Write the number of lines holding the word "component", and nothing else.

* Data entries *
-=-=-=-=-

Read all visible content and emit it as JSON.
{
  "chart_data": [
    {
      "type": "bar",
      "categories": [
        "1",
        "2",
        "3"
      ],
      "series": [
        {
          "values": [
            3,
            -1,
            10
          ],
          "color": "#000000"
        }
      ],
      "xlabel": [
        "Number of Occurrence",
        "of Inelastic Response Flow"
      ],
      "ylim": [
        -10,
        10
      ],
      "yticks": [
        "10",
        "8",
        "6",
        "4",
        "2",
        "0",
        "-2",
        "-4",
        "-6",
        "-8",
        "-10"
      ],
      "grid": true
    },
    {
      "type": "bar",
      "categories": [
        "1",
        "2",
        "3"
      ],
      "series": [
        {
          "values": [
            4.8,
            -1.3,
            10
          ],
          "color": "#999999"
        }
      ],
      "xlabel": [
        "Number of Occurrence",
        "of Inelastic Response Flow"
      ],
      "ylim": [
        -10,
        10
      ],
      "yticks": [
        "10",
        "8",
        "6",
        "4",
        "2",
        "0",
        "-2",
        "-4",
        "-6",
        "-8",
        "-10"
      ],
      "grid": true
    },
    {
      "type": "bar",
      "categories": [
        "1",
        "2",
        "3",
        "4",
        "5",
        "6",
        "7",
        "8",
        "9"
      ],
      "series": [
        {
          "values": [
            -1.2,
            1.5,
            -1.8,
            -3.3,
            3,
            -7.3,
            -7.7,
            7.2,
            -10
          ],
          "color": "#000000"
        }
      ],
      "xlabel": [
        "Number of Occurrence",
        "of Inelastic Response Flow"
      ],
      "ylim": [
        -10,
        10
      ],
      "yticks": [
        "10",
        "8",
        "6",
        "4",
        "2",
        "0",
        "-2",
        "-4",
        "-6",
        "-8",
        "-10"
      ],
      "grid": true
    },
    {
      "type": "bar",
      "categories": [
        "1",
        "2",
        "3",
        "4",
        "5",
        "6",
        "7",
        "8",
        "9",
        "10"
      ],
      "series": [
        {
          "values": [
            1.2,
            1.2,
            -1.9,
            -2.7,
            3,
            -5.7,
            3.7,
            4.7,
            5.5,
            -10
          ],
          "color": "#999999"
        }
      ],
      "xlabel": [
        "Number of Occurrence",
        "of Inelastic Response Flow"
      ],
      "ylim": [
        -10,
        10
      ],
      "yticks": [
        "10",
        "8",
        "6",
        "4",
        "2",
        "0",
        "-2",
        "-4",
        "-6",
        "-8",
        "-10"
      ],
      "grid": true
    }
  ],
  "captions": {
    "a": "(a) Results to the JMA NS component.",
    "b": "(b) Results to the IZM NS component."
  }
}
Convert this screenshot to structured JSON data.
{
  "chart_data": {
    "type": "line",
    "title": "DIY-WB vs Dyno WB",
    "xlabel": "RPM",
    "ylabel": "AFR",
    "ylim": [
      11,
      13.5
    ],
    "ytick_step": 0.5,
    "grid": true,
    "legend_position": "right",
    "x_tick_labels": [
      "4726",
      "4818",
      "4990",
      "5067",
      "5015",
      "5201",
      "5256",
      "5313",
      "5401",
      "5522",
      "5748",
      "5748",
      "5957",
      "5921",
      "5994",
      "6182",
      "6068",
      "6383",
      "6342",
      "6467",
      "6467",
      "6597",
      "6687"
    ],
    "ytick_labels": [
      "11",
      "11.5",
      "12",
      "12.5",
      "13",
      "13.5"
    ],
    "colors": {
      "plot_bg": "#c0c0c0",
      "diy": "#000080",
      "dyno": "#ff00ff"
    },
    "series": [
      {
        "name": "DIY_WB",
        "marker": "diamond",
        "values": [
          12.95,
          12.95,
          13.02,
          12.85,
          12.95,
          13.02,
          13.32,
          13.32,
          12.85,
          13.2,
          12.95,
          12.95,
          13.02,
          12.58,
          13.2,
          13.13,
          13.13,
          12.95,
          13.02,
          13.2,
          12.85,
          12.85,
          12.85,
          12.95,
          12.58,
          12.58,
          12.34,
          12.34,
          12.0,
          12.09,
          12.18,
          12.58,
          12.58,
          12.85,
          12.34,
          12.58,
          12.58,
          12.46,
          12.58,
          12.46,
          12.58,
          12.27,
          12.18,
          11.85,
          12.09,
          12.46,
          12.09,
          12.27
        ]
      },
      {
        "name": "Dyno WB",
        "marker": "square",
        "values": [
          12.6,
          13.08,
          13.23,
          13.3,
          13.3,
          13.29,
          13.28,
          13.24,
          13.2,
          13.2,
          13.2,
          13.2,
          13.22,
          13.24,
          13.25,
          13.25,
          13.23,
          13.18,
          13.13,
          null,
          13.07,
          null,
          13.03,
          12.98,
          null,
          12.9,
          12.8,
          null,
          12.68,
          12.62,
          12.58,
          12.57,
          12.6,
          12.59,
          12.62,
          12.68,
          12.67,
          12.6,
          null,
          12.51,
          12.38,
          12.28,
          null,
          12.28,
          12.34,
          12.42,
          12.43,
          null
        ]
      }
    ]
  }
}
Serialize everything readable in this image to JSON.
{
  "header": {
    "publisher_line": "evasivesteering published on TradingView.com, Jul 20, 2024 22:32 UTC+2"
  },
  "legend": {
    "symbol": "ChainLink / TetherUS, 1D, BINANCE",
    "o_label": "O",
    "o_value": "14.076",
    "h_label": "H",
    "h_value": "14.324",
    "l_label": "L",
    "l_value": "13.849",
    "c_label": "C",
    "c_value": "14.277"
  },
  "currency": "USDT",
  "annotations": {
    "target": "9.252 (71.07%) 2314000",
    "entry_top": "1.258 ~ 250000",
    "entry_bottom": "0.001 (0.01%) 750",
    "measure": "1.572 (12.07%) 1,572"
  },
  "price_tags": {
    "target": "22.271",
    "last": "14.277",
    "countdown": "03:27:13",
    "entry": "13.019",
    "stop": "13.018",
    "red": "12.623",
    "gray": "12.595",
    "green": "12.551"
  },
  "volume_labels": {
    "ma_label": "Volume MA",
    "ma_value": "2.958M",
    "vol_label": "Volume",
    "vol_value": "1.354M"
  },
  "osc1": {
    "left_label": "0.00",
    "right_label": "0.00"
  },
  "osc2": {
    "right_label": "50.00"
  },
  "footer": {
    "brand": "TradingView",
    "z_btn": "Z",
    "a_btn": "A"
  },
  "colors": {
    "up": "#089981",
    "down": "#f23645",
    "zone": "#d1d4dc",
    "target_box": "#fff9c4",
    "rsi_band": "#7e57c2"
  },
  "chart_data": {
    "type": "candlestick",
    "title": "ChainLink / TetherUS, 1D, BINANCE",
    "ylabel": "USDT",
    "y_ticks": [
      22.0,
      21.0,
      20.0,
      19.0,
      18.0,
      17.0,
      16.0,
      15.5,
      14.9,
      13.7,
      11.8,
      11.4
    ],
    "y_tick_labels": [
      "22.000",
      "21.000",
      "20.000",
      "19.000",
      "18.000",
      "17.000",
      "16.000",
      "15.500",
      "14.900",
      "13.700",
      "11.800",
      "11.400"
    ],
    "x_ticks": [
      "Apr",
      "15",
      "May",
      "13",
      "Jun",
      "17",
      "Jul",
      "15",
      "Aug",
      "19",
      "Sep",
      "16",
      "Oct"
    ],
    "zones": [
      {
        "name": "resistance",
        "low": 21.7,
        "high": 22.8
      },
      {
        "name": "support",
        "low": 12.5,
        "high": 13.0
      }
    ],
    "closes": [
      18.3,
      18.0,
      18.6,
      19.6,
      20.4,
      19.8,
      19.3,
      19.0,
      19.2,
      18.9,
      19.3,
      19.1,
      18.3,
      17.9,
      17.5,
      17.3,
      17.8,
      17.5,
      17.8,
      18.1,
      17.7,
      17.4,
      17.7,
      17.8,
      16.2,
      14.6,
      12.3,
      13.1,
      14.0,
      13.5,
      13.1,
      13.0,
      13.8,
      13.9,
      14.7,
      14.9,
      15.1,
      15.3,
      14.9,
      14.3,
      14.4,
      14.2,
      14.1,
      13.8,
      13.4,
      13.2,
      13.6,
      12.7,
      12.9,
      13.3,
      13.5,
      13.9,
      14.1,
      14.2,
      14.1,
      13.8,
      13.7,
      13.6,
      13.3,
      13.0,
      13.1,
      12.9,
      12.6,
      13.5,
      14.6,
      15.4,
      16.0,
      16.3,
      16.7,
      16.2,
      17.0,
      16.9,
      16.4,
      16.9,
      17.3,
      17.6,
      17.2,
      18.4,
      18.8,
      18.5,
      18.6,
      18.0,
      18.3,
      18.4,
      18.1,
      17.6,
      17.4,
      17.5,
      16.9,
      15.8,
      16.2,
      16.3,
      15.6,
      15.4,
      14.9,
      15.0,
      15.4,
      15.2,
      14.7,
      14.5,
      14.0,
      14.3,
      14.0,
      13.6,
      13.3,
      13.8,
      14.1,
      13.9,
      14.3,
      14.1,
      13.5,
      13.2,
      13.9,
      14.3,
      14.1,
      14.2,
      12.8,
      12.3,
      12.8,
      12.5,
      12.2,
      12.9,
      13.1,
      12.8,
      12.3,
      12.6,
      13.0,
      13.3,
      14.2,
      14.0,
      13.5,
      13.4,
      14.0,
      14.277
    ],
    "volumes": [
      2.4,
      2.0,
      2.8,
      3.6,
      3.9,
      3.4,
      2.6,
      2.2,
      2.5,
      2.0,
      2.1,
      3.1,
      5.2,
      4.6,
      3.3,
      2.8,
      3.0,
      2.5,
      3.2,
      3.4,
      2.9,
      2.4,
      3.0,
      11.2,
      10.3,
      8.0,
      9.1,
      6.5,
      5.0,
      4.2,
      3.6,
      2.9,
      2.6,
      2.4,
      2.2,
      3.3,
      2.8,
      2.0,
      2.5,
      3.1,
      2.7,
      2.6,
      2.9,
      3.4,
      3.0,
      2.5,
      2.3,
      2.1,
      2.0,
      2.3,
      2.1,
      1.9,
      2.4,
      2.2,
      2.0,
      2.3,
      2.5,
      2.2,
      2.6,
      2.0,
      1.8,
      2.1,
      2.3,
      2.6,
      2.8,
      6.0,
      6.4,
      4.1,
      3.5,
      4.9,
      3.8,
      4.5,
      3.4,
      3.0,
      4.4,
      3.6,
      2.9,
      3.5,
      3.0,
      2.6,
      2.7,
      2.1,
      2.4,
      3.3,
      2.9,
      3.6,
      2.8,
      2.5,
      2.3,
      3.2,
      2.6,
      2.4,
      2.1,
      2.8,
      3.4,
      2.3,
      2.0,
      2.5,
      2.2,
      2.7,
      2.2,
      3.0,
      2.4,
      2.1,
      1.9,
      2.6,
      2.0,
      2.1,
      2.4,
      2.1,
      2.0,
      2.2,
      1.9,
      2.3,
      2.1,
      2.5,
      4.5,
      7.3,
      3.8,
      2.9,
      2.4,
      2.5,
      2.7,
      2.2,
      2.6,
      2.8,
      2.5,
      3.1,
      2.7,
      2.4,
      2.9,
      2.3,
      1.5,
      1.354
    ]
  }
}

-=-=-=-=-

* TASK SOLUTION *
2